**WHAT TO PRODUCE**
Wherever the word "true" appears in the entries, copy the whole line.

Entries from a dataset:
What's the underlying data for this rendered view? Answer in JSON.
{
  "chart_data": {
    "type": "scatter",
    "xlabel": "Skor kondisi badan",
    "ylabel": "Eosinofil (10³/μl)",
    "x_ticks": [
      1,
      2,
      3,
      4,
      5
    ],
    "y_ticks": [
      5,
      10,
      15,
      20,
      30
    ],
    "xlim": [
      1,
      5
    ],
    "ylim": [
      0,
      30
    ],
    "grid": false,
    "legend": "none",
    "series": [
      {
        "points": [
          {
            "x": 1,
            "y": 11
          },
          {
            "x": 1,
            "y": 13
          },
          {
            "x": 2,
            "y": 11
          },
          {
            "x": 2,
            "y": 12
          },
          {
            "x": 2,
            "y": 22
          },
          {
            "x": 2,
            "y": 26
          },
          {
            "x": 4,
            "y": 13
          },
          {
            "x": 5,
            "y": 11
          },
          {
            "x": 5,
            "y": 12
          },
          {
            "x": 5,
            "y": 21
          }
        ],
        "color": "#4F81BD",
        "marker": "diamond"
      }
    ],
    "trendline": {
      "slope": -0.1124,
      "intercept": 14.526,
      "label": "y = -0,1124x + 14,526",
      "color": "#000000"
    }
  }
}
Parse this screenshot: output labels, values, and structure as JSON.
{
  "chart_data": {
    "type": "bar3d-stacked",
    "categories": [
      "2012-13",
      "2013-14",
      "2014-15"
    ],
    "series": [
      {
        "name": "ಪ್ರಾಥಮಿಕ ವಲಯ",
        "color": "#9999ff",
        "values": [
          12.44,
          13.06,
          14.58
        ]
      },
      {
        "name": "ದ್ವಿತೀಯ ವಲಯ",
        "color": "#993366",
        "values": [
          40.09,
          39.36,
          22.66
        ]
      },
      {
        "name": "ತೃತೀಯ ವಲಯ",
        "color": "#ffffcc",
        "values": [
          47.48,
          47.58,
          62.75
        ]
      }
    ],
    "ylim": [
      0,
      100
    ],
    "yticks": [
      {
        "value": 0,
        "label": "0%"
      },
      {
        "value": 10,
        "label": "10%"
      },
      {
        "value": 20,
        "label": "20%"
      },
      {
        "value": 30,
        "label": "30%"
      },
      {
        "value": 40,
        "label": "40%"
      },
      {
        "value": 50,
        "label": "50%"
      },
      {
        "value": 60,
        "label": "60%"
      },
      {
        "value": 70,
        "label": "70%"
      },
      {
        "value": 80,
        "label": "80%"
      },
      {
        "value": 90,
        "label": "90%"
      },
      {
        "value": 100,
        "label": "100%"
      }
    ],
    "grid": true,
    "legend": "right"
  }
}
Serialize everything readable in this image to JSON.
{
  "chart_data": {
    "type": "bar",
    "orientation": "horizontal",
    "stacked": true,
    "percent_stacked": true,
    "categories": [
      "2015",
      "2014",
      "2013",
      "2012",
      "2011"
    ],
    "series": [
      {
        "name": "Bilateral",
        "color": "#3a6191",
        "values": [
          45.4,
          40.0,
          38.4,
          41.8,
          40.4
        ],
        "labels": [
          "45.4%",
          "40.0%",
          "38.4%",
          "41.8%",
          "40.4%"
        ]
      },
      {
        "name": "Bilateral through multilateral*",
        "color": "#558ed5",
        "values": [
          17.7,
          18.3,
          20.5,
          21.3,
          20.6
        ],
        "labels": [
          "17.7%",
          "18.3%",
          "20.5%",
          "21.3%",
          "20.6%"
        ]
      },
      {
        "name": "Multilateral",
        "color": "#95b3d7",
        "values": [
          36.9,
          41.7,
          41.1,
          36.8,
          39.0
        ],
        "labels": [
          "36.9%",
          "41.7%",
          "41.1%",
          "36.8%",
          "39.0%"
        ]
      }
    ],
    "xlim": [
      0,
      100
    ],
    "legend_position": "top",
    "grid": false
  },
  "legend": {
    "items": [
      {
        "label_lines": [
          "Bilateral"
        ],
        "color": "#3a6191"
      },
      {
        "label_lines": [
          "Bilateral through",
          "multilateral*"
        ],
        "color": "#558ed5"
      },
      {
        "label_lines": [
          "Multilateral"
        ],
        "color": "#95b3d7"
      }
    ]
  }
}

**ANSWER BELOW**
    "grid": true,
    "stacked": true,
    "percent_stacked": true,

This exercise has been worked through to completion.